→ Teks Pilihan:
Mohon tunggu...
Hilman Idrus
Hilman Idrus Mohon Tunggu... Administrasi - Fotografer

√ Penikmat Kopi √ Suka Travelling √ 📷

Selanjutnya

Tutup

Hobby Pilihan

Cerita Fotografi | Penggunaan Mode Auto dan Manual pada Kamera

30 Agustus 2022   19:17 Diperbarui: 30 Agustus 2022   19:27 676
+
Laporkan Konten
Laporkan Akun
Kompasiana adalah platform blog. Konten ini menjadi tanggung jawab bloger dan tidak mewakili pandangan redaksi Kompas.
Lihat foto
Gambar: Kompas.com 

Di era kecanggihan teknologi saat ini, siapa saja pertama kali memegang kamera dan memulai memotret, pasti menggunakan mode auto. Namun, pertanyaannya adalah mengapa tidak langsung menggunakan mode manual?

Berikut ini, saya mencoba menjelaskan berdasarkan pengalaman saya selama geluti dunia fotografi di Ternate dari 2011- sekarang.

→ Kumpulan Latihan:
A – Sebutkan semua nama media atau platform yang muncul dalam teks tentang mode kamera.
B – Tulis kelanjutan teks tentang mode auto dan manual pada kamera itu.

→ Data Mentah:
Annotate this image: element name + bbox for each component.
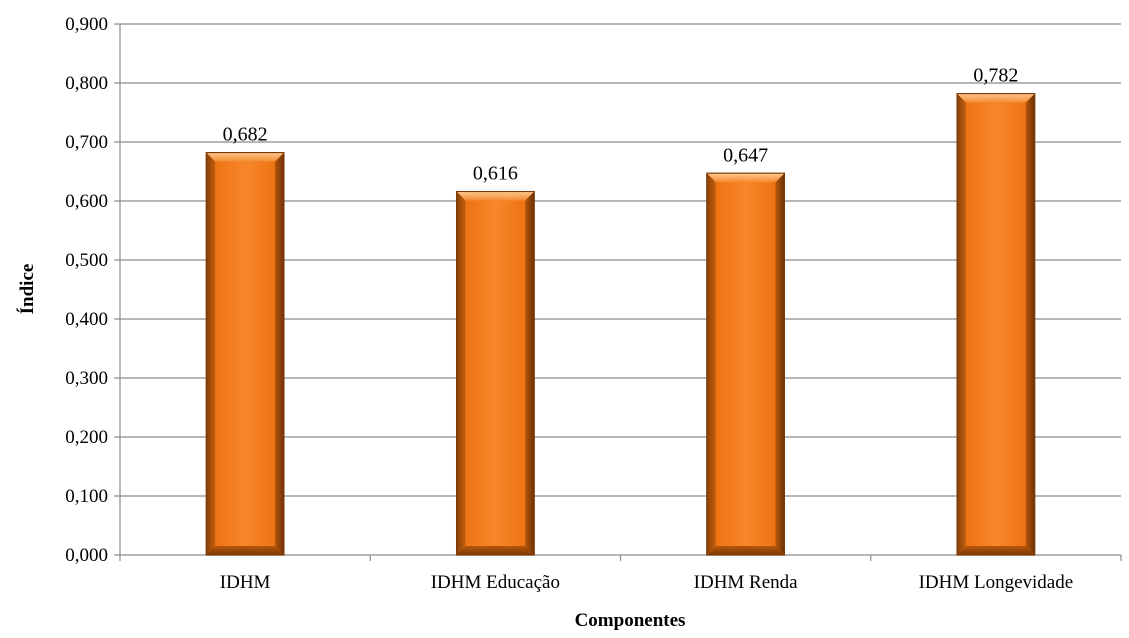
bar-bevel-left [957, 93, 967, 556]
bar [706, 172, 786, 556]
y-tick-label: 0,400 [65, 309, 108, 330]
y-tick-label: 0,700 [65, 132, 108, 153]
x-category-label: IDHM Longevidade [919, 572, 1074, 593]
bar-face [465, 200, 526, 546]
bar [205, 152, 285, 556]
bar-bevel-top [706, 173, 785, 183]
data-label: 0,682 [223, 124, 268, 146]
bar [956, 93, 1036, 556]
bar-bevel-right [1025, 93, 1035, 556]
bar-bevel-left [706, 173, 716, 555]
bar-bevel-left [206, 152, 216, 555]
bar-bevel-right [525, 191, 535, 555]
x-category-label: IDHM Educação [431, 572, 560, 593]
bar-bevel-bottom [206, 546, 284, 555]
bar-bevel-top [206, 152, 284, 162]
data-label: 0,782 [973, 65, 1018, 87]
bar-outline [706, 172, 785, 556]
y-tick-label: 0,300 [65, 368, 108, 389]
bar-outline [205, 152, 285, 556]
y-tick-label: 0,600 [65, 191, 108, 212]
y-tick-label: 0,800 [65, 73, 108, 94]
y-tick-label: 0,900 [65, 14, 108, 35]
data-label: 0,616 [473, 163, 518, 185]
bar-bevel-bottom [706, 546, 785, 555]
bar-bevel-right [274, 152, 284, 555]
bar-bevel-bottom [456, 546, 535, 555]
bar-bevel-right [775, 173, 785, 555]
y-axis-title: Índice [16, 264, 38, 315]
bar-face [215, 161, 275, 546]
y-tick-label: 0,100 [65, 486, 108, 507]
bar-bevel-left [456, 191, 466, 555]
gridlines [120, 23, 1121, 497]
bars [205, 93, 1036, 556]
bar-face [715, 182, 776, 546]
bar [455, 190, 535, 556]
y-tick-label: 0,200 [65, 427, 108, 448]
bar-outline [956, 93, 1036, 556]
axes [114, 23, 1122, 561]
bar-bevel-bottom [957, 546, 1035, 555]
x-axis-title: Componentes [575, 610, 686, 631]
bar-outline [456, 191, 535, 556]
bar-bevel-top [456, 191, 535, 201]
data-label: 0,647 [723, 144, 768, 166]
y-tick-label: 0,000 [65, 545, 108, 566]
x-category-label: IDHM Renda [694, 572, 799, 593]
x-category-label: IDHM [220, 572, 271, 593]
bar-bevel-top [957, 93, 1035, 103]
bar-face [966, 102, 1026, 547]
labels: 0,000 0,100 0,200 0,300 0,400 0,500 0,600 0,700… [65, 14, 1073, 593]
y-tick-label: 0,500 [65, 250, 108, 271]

==

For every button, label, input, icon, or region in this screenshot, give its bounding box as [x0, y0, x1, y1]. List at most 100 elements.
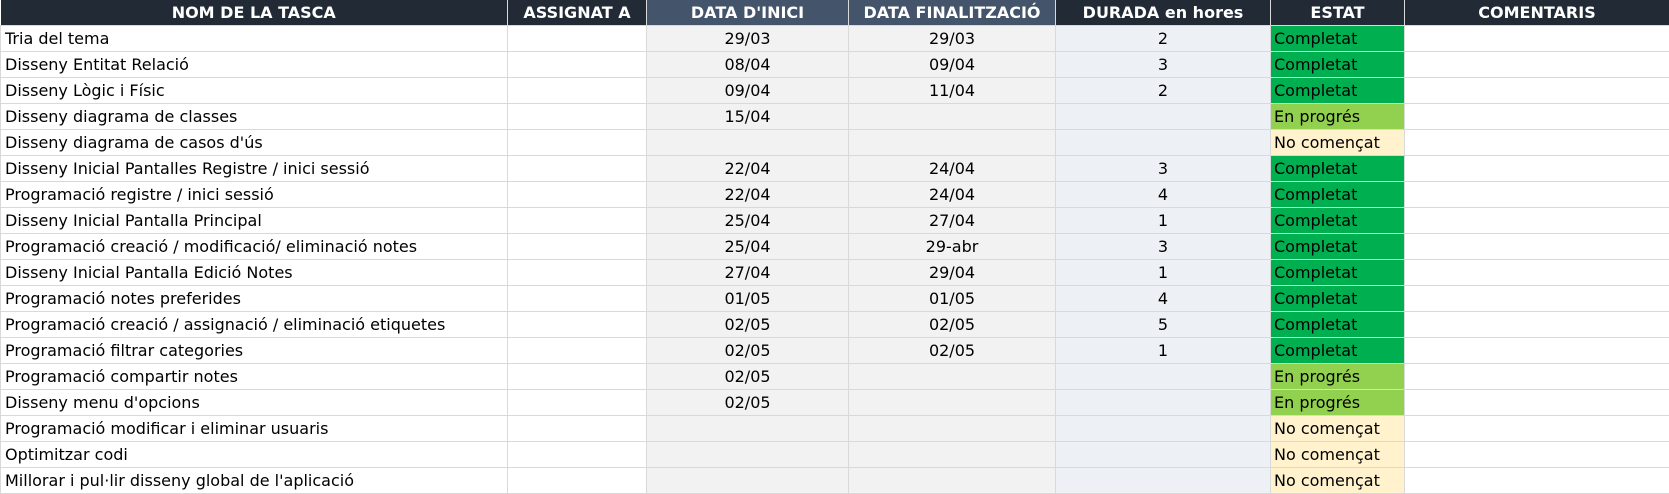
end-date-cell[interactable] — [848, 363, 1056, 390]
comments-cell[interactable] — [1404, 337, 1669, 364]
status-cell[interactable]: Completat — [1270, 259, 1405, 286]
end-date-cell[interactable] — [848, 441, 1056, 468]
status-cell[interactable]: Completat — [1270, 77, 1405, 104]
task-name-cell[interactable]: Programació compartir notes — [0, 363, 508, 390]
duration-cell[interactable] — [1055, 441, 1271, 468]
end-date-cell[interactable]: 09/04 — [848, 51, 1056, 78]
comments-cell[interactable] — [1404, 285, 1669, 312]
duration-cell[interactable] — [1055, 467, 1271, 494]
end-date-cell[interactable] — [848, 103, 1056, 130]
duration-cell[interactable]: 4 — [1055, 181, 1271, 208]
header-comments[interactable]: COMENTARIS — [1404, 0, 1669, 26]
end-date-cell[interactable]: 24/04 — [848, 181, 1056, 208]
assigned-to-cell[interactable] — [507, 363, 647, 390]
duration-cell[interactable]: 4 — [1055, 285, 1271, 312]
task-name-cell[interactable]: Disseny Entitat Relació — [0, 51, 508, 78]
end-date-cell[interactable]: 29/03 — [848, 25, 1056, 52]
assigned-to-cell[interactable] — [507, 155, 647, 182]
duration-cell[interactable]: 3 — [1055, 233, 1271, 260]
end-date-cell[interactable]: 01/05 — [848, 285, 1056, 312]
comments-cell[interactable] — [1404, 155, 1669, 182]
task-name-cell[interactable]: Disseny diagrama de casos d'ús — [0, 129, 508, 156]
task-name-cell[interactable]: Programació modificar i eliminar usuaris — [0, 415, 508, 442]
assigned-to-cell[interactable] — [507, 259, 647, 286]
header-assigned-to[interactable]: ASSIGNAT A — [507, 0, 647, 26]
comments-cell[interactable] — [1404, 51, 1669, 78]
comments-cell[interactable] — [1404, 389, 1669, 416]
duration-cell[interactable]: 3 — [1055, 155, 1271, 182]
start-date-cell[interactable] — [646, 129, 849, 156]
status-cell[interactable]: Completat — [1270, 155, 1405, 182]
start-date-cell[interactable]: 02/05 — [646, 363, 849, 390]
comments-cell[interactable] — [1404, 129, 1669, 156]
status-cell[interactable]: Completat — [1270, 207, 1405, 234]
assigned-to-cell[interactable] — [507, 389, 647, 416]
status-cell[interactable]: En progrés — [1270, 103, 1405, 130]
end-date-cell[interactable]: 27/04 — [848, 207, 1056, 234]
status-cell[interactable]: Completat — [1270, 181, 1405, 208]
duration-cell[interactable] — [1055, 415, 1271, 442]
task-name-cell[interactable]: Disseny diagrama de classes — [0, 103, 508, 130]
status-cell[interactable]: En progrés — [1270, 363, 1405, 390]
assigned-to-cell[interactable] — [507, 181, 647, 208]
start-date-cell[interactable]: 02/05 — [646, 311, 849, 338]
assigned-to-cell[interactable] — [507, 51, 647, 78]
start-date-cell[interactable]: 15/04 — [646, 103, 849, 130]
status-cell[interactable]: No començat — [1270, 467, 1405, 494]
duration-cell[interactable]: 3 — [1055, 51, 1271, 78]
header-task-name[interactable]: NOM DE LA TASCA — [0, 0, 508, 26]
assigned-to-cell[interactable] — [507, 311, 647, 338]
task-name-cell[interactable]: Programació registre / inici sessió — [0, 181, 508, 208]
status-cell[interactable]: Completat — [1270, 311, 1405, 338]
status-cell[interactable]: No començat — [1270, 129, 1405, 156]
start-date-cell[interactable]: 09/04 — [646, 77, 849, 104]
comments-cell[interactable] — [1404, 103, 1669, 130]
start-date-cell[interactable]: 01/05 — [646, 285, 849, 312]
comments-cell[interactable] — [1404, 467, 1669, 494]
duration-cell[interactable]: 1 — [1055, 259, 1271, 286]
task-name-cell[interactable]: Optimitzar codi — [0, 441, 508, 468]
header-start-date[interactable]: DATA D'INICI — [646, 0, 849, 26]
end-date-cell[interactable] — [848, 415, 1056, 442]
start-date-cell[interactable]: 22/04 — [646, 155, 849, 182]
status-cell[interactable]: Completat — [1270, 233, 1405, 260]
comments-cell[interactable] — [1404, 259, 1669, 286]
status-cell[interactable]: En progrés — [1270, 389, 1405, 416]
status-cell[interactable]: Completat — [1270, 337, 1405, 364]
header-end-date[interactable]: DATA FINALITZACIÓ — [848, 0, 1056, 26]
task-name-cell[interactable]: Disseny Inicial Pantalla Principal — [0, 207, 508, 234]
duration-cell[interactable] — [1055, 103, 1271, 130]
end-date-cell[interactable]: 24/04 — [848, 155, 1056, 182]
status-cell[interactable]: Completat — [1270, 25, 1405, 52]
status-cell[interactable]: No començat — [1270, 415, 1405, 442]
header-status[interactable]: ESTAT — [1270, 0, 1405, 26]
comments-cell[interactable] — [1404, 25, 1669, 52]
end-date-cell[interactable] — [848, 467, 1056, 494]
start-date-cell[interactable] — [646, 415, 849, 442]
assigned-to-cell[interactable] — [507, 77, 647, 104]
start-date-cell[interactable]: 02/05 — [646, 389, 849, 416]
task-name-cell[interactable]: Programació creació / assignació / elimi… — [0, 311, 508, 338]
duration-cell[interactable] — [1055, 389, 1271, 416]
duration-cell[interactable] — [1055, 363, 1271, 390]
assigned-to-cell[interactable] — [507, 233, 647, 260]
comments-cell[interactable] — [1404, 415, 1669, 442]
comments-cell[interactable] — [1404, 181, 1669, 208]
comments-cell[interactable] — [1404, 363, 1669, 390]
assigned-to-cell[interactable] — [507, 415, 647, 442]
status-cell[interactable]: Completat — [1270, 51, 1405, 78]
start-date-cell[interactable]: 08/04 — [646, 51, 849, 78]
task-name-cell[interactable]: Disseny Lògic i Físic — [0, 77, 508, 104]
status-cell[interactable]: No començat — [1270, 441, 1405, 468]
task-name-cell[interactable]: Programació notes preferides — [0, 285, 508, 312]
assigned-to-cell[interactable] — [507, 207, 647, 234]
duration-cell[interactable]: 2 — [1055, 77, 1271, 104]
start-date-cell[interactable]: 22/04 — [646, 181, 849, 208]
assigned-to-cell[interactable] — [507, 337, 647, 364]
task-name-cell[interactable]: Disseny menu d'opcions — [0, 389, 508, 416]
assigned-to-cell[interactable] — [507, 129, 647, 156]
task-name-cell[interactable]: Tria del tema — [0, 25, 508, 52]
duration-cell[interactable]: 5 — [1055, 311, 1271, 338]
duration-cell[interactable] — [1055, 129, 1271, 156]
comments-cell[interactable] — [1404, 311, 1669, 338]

→ Hasil Latihan:
A – Kompasiana, Kompas, dan Kompas.com.

B –
Namun, sebelum mengetahui apa itu mode auto dan manual, kiranya kita harus tahu apa itu fotografi, yang jelas bahwa secara harfiah fotografi bermakna "menggambar dengan cahaya." Pengertian ini tentu familiar bagi semua fotografer. 

Namun, kata John Hedgecoe, tanpa cahaya, tidak mungkin dapat dihasilkan sebuah foto. Nah, untuk memahami sifat cahaya dalam dunia fotografi, maka kita harus pahami teknik-teknik fotografi. 

Yang dimaksud dengan teknik fotografi, tentu memotret dengan mode auto atau manual. Tapi, yang saya maksudkan adalah teknik memotret dengan menggunakan kamera SLR digital, bukan SLR analog. 

Meskipun kamera tipe analog dan digital memiliki cara kerja yang kurang lebih sama, namun anatomi SLR analog dan SLR digital memiliki perbedaan yang cukup banyak. 

Jadi, saya lebih memilih menjelaskan mode auto dan manual dari kamera SLR digital. Sebab, untuk kamera SLR analog, "mungkin" sudah jarang ditemui di pusat perbelanjaan elektronik, kalaupun ada pasti tidak banyak. 

Tapi, prinsipnya, saat ini, semua fotografer sudah menggunakan kamera digital dengan fitur-fitur canggih. Sebab, kamera jadul bagi sejumlah kalangan fotografer dinggap sudah kalah bersaing dan tentunya, cara kerja dalam menghasilkan gambar pun sudah jauh berbeda.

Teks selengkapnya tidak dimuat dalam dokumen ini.